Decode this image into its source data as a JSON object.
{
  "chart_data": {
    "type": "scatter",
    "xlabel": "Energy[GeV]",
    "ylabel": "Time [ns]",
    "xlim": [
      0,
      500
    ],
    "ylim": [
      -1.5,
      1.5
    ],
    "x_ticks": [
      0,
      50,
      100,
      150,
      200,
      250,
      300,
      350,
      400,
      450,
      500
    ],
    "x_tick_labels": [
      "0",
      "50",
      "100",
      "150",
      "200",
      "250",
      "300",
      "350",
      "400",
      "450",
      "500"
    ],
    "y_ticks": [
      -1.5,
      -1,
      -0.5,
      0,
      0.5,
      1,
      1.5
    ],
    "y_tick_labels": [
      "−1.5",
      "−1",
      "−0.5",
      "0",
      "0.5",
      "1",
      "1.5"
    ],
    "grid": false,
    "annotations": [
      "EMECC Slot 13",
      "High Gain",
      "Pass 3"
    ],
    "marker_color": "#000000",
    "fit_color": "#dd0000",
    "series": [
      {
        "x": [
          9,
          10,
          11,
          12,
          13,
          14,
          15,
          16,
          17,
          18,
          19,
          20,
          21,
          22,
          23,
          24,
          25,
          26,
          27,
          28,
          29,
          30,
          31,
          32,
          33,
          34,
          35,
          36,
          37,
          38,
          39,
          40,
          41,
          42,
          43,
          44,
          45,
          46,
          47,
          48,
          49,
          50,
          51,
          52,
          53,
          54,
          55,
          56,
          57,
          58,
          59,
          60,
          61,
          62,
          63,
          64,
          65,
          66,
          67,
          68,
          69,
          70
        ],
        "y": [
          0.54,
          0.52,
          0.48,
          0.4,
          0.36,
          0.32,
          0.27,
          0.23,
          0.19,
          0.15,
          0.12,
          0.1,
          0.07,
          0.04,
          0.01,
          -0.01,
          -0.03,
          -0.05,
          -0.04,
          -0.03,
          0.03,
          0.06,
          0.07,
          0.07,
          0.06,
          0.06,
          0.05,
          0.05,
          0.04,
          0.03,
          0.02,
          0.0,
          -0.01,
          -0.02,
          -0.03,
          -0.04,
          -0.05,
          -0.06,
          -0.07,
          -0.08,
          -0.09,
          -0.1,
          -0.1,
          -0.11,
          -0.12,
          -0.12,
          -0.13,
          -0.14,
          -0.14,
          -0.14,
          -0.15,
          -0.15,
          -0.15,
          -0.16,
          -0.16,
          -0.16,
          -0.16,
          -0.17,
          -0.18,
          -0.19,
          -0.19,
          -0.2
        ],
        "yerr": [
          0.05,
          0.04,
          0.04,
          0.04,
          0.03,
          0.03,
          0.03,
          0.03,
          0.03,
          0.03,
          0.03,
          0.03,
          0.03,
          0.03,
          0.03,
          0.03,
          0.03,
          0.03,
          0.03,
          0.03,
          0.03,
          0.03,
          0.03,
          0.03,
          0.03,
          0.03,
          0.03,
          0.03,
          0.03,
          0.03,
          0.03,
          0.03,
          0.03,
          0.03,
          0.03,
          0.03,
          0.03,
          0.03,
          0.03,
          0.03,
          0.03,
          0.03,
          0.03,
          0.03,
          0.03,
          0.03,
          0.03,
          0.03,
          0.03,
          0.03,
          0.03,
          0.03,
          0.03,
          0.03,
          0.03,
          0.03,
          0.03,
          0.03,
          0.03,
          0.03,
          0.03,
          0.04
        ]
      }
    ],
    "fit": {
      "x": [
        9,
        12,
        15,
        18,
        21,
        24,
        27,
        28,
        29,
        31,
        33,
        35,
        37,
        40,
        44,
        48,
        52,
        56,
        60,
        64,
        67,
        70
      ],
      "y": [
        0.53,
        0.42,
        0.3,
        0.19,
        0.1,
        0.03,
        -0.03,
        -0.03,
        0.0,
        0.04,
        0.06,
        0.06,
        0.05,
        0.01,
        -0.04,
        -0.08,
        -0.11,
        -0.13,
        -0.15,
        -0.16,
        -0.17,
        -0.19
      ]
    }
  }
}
● ● ● ● ●
_Objective_
Without omitting anything, output the entries exactly.

_Expected answer_
Decode this image into its source data as a JSON object.
{
  "chart_data": {
    "type": "scatter",
    "xlabel": "Energy[GeV]",
    "ylabel": "Time [ns]",
    "xlim": [
      0,
      500
    ],
    "ylim": [
      -1.5,
      1.5
    ],
    "x_ticks": [
      0,
      50,
      100,
      150,
      200,
      250,
      300,
      350,
      400,
      450,
      500
    ],
    "x_tick_labels": [
      "0",
      "50",
      "100",
      "150",
      "200",
      "250",
      "300",
      "350",
      "400",
      "450",
      "500"
    ],
    "y_ticks": [
      -1.5,
      -1,
      -0.5,
      0,
      0.5,
      1,
      1.5
    ],
    "y_tick_labels": [
      "−1.5",
      "−1",
      "−0.5",
      "0",
      "0.5",
      "1",
      "1.5"
    ],
    "grid": false,
    "annotations": [
      "EMECC Slot 13",
      "High Gain",
      "Pass 3"
    ],
    "marker_color": "#000000",
    "fit_color": "#dd0000",
    "series": [
      {
        "x": [
          9,
          10,
          11,
          12,
          13,
          14,
          15,
          16,
          17,
          18,
          19,
          20,
          21,
          22,
          23,
          24,
          25,
          26,
          27,
          28,
          29,
          30,
          31,
          32,
          33,
          34,
          35,
          36,
          37,
          38,
          39,
          40,
          41,
          42,
          43,
          44,
          45,
          46,
          47,
          48,
          49,
          50,
          51,
          52,
          53,
          54,
          55,
          56,
          57,
          58,
          59,
          60,
          61,
          62,
          63,
          64,
          65,
          66,
          67,
          68,
          69,
          70
        ],
        "y": [
          0.54,
          0.52,
          0.48,
          0.4,
          0.36,
          0.32,
          0.27,
          0.23,
          0.19,
          0.15,
          0.12,
          0.1,
          0.07,
          0.04,
          0.01,
          -0.01,
          -0.03,
          -0.05,
          -0.04,
          -0.03,
          0.03,
          0.06,
          0.07,
          0.07,
          0.06,
          0.06,
          0.05,
          0.05,
          0.04,
          0.03,
          0.02,
          0.0,
          -0.01,
          -0.02,
          -0.03,
          -0.04,
          -0.05,
          -0.06,
          -0.07,
          -0.08,
          -0.09,
          -0.1,
          -0.1,
          -0.11,
          -0.12,
          -0.12,
          -0.13,
          -0.14,
          -0.14,
          -0.14,
          -0.15,
          -0.15,
          -0.15,
          -0.16,
          -0.16,
          -0.16,
          -0.16,
          -0.17,
          -0.18,
          -0.19,
          -0.19,
          -0.2
        ],
        "yerr": [
          0.05,
          0.04,
          0.04,
          0.04,
          0.03,
          0.03,
          0.03,
          0.03,
          0.03,
          0.03,
          0.03,
          0.03,
          0.03,
          0.03,
          0.03,
          0.03,
          0.03,
          0.03,
          0.03,
          0.03,
          0.03,
          0.03,
          0.03,
          0.03,
          0.03,
          0.03,
          0.03,
          0.03,
          0.03,
          0.03,
          0.03,
          0.03,
          0.03,
          0.03,
          0.03,
          0.03,
          0.03,
          0.03,
          0.03,
          0.03,
          0.03,
          0.03,
          0.03,
          0.03,
          0.03,
          0.03,
          0.03,
          0.03,
          0.03,
          0.03,
          0.03,
          0.03,
          0.03,
          0.03,
          0.03,
          0.03,
          0.03,
          0.03,
          0.03,
          0.03,
          0.03,
          0.04
        ]
      }
    ],
    "fit": {
      "x": [
        9,
        12,
        15,
        18,
        21,
        24,
        27,
        28,
        29,
        31,
        33,
        35,
        37,
        40,
        44,
        48,
        52,
        56,
        60,
        64,
        67,
        70
      ],
      "y": [
        0.53,
        0.42,
        0.3,
        0.19,
        0.1,
        0.03,
        -0.03,
        -0.03,
        0.0,
        0.04,
        0.06,
        0.06,
        0.05,
        0.01,
        -0.04,
        -0.08,
        -0.11,
        -0.13,
        -0.15,
        -0.16,
        -0.17,
        -0.19
      ]
    }
  }
}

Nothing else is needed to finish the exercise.